** start SUPPLIED DATA **

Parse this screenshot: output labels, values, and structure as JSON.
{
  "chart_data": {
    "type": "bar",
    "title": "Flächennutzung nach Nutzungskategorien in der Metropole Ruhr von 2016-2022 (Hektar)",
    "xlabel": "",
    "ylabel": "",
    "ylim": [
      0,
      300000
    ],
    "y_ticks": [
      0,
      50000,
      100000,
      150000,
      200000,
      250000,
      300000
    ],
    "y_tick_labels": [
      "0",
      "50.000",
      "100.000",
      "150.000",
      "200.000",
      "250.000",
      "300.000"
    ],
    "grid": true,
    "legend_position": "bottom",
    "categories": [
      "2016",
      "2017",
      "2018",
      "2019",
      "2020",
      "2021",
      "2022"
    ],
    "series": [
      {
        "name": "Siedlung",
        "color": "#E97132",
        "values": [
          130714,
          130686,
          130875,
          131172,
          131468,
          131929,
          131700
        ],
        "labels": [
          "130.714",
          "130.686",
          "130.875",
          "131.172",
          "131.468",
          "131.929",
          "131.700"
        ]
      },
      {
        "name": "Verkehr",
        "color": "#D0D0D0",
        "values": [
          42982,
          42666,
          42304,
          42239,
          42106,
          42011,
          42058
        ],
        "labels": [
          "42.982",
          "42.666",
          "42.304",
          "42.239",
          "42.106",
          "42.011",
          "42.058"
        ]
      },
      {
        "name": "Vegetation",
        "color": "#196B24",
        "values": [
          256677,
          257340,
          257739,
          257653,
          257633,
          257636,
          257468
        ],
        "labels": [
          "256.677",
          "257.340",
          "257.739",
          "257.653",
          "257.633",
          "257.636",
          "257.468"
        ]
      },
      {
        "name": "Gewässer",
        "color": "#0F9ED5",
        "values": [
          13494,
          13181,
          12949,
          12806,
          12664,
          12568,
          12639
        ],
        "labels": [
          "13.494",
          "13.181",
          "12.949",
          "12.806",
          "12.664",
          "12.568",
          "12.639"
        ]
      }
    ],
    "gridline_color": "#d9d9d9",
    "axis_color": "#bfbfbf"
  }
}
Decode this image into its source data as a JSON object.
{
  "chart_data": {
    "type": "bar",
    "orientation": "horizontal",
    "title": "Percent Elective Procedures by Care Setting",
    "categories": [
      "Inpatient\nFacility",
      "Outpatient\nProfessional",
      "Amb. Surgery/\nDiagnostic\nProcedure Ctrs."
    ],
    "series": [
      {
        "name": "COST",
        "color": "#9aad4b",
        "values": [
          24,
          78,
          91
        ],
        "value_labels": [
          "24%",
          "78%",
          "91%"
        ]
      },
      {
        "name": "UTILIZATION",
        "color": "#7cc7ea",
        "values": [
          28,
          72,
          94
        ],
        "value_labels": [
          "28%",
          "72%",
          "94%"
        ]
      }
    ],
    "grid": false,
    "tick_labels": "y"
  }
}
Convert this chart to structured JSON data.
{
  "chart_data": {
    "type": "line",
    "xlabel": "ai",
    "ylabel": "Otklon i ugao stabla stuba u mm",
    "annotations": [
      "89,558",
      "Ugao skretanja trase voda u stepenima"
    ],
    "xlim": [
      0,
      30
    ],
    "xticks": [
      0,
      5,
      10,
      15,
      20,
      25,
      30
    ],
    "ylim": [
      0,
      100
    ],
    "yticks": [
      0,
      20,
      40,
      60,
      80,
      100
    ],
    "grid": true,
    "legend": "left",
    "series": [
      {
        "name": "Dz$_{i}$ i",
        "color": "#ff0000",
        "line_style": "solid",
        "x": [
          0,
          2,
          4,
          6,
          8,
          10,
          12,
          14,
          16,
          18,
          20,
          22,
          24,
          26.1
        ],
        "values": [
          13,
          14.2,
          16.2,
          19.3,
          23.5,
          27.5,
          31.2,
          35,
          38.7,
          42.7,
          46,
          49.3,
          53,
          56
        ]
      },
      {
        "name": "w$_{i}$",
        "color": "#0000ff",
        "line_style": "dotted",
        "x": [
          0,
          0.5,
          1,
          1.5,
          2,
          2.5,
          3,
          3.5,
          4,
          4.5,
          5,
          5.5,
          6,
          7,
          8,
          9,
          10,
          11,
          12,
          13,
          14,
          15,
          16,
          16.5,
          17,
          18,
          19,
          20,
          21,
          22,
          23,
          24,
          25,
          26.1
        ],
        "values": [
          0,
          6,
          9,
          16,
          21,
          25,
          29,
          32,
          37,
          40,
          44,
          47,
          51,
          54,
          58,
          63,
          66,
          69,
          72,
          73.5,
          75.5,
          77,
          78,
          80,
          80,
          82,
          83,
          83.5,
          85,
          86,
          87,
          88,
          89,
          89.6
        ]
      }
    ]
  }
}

** end SUPPLIED DATA **

▶ TASK PROMPT
Find each line holding "title". Copy it out.

▶ WRITTEN SOLUTION
    "title": "Flächennutzung nach Nutzungskategorien in der Metropole Ruhr von 2016-2022 (Hektar)",
    "title": "Percent Elective Procedures by Care Setting",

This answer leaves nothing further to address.